> [Task inputs]:

* * *

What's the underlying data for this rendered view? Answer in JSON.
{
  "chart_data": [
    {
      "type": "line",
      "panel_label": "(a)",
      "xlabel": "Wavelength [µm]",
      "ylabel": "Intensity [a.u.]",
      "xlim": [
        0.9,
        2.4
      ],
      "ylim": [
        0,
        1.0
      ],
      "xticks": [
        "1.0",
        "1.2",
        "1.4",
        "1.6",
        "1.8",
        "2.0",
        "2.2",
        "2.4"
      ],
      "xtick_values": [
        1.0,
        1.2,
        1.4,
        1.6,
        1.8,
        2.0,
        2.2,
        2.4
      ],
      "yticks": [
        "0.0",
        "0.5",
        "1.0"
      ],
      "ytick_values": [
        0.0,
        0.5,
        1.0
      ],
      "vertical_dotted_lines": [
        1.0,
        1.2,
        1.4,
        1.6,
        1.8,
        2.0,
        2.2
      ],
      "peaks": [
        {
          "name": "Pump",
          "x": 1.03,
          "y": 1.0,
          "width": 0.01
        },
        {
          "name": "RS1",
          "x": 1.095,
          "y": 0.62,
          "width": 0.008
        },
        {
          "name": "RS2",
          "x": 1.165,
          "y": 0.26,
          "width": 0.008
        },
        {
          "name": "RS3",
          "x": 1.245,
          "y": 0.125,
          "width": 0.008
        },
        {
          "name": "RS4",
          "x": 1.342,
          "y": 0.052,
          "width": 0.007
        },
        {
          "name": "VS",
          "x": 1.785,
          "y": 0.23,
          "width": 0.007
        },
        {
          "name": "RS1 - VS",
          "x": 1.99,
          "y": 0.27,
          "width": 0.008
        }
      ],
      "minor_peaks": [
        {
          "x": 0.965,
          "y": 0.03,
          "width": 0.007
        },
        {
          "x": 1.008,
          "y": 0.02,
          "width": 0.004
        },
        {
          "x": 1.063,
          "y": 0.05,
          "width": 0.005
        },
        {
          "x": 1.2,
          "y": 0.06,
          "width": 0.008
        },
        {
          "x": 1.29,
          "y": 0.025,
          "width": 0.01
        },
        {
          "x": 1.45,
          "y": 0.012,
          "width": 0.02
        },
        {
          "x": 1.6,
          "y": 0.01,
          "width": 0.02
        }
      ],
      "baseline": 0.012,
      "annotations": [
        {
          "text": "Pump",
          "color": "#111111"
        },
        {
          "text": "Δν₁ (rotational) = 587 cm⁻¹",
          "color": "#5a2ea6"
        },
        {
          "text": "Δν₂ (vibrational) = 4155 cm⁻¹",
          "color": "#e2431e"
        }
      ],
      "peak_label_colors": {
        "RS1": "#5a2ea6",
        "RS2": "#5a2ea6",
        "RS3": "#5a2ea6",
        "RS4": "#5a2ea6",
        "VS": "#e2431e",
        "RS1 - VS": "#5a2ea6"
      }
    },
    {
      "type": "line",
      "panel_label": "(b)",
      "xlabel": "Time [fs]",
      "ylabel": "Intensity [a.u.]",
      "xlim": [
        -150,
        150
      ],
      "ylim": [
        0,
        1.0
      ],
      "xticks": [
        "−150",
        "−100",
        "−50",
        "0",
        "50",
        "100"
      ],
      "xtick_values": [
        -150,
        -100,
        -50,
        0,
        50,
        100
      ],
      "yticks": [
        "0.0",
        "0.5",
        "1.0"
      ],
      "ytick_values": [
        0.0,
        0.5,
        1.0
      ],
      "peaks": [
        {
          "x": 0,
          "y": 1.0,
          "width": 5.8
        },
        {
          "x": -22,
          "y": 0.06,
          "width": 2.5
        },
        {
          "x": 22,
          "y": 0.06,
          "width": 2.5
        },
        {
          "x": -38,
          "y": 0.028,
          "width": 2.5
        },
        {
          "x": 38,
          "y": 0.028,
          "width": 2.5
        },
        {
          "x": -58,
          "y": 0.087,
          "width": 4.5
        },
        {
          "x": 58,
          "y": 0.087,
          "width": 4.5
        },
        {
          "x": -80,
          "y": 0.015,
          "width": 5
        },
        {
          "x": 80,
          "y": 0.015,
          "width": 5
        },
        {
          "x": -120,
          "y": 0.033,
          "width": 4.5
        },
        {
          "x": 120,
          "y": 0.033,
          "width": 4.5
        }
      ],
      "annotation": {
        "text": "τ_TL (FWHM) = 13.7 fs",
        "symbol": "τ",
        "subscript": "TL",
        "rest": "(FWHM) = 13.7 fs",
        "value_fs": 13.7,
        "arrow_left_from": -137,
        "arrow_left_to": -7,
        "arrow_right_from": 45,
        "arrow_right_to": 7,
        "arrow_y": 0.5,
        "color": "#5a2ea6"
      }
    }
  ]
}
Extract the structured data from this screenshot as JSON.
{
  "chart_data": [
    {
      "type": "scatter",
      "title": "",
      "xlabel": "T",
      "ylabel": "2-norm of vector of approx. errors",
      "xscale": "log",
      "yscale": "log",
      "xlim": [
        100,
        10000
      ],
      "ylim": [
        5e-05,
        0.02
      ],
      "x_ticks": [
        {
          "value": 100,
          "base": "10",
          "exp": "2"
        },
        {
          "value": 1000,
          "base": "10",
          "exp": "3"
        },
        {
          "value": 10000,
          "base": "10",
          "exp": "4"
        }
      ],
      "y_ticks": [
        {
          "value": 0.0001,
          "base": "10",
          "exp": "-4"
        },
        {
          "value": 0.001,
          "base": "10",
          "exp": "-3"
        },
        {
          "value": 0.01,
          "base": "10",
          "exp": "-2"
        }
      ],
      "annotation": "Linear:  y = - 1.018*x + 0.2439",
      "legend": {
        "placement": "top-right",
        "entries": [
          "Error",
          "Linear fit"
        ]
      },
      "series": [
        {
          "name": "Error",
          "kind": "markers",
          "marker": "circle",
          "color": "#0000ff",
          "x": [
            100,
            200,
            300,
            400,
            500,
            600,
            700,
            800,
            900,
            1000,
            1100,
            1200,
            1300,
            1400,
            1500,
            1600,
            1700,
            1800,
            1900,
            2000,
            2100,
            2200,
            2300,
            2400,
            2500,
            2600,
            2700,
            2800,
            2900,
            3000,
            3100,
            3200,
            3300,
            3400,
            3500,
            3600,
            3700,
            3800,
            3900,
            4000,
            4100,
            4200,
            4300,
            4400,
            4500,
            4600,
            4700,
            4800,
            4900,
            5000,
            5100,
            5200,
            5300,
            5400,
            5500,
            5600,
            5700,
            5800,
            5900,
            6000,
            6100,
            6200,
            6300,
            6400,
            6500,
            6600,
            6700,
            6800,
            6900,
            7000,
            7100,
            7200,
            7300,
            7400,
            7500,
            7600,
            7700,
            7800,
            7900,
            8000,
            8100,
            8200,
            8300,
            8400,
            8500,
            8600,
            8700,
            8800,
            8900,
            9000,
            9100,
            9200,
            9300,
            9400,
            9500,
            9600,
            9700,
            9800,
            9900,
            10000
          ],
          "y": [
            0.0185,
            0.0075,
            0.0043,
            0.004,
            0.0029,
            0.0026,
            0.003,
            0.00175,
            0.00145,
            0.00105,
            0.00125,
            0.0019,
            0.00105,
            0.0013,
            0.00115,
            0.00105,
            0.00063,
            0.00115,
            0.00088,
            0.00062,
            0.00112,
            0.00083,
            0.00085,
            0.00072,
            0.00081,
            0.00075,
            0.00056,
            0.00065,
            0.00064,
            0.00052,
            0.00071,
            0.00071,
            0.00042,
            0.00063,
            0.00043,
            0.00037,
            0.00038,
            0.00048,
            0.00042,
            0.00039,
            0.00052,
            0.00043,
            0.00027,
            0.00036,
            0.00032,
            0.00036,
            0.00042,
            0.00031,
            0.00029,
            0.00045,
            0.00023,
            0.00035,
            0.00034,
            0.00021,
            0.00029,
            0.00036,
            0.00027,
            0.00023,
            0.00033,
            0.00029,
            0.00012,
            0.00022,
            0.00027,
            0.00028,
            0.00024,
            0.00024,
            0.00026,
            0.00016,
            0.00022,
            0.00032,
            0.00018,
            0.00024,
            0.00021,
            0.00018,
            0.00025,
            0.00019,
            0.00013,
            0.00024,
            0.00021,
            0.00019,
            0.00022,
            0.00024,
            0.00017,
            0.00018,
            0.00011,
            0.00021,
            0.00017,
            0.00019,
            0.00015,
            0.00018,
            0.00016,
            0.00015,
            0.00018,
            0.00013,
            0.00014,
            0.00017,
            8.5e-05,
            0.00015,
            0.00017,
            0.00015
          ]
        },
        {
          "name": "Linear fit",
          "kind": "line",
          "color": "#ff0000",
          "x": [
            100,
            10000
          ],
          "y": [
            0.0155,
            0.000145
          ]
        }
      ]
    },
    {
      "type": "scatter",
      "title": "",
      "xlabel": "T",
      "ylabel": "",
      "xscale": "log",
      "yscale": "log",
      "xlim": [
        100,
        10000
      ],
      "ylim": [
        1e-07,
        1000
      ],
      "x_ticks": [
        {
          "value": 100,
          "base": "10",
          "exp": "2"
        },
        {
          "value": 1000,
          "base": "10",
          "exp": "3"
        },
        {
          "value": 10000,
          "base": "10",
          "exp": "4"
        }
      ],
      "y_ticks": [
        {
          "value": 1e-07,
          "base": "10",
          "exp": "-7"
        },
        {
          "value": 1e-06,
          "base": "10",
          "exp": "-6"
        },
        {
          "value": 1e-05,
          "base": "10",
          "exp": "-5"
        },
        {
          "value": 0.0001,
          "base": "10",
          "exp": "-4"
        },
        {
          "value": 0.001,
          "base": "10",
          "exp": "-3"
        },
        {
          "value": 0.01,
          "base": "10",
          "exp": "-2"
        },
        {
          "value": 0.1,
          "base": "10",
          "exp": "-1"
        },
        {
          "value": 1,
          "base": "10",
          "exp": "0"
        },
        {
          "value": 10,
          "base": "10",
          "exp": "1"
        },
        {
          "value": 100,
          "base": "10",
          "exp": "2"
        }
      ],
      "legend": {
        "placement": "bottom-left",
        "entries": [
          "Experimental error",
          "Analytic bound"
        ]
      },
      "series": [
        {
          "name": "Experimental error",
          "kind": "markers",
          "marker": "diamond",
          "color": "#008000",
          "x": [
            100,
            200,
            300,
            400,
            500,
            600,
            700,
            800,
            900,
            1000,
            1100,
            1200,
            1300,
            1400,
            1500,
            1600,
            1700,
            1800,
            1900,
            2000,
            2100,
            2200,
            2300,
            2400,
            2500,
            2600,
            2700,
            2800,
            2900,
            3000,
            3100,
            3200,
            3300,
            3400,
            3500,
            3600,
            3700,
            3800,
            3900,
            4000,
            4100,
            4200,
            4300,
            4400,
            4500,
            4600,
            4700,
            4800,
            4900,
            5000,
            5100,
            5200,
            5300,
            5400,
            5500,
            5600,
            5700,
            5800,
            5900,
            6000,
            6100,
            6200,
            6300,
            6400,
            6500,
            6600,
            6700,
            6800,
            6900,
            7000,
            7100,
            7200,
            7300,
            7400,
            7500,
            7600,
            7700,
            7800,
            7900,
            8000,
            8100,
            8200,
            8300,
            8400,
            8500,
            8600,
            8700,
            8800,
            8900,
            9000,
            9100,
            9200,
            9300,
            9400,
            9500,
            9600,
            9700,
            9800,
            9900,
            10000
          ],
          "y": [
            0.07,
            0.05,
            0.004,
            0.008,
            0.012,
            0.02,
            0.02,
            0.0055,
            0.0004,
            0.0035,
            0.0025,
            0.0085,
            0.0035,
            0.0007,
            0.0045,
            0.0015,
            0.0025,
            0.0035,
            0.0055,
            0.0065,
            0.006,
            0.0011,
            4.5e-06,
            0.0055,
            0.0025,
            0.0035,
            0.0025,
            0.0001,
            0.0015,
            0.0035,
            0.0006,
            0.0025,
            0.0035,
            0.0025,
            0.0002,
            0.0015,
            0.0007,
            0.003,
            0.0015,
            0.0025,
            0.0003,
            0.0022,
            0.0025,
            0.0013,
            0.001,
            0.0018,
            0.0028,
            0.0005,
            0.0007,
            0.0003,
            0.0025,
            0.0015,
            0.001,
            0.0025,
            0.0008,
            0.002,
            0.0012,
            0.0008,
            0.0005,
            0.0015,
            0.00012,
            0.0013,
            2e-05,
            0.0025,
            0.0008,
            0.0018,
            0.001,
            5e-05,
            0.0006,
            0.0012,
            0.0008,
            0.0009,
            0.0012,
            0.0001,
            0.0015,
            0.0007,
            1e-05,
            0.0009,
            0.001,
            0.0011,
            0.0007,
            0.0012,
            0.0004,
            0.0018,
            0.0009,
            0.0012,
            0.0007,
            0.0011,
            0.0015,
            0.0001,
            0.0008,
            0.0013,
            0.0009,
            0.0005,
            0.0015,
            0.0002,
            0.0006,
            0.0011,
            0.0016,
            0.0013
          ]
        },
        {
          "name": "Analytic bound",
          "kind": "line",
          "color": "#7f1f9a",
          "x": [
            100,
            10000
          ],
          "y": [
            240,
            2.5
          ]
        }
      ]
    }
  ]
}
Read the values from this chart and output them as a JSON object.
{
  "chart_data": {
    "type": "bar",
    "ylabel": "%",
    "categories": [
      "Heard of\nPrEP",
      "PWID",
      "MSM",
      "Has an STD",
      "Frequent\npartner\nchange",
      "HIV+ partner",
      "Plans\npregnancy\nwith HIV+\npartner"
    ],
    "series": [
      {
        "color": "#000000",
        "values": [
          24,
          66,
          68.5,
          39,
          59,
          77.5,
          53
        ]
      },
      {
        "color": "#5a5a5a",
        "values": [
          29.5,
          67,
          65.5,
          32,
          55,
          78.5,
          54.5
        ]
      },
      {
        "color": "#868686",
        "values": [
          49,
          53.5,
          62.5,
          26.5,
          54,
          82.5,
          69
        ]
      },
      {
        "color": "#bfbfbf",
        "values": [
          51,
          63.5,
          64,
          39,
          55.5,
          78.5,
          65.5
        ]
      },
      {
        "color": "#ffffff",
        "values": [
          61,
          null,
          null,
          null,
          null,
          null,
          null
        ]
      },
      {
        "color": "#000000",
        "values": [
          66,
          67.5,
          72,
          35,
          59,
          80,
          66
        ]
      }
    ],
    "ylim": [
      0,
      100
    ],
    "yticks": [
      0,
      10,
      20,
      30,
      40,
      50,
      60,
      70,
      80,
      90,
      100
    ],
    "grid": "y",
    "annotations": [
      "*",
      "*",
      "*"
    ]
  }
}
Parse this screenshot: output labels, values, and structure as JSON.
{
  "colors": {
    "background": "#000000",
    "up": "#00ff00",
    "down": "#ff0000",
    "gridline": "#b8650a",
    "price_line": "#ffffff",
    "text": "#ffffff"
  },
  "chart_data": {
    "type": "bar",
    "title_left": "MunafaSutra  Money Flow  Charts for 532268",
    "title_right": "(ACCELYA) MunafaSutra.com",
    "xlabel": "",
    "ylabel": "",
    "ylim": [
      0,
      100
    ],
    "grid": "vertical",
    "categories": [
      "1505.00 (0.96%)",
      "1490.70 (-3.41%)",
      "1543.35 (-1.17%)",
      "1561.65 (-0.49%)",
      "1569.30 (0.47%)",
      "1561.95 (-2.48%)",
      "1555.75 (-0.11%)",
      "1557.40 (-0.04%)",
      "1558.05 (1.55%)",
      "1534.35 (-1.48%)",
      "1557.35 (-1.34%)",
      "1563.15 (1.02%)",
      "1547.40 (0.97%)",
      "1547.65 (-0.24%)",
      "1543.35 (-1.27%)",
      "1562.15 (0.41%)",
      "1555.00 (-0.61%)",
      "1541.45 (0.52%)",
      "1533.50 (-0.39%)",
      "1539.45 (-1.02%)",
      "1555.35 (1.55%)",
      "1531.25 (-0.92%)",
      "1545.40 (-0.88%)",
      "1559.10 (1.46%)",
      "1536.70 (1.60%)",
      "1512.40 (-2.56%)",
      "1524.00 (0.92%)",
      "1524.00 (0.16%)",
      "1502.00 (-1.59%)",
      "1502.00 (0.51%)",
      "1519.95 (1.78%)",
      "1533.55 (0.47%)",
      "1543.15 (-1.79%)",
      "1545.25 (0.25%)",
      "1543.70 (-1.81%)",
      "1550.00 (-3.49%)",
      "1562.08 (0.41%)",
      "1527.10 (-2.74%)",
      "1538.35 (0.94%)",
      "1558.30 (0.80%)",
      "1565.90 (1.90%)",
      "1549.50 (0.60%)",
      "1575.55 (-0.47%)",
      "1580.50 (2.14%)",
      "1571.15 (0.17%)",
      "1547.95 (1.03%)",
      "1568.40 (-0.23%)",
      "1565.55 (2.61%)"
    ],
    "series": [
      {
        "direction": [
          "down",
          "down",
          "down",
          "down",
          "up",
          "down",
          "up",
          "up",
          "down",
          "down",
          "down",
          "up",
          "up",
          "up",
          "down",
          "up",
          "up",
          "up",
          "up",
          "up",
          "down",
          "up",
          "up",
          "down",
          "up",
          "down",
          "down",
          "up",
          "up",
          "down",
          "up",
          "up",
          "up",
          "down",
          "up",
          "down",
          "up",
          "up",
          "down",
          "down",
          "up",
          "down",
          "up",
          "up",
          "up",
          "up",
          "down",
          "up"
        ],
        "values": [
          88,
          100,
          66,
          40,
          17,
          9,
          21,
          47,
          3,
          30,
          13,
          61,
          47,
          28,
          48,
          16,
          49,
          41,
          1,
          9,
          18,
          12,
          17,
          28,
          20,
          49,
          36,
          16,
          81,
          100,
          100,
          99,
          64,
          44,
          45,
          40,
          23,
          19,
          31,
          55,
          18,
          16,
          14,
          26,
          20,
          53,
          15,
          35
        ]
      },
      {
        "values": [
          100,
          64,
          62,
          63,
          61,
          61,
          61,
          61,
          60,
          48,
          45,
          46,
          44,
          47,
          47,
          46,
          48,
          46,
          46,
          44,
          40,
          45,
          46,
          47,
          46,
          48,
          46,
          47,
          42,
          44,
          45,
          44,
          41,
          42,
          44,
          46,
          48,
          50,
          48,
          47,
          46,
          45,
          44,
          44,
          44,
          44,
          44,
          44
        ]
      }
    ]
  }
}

* * *

> [Task instructions]: Look over the listing. Pull out every line with the string "Experimental" in it.

> [Exercise output]:
          "Experimental error",
          "name": "Experimental error",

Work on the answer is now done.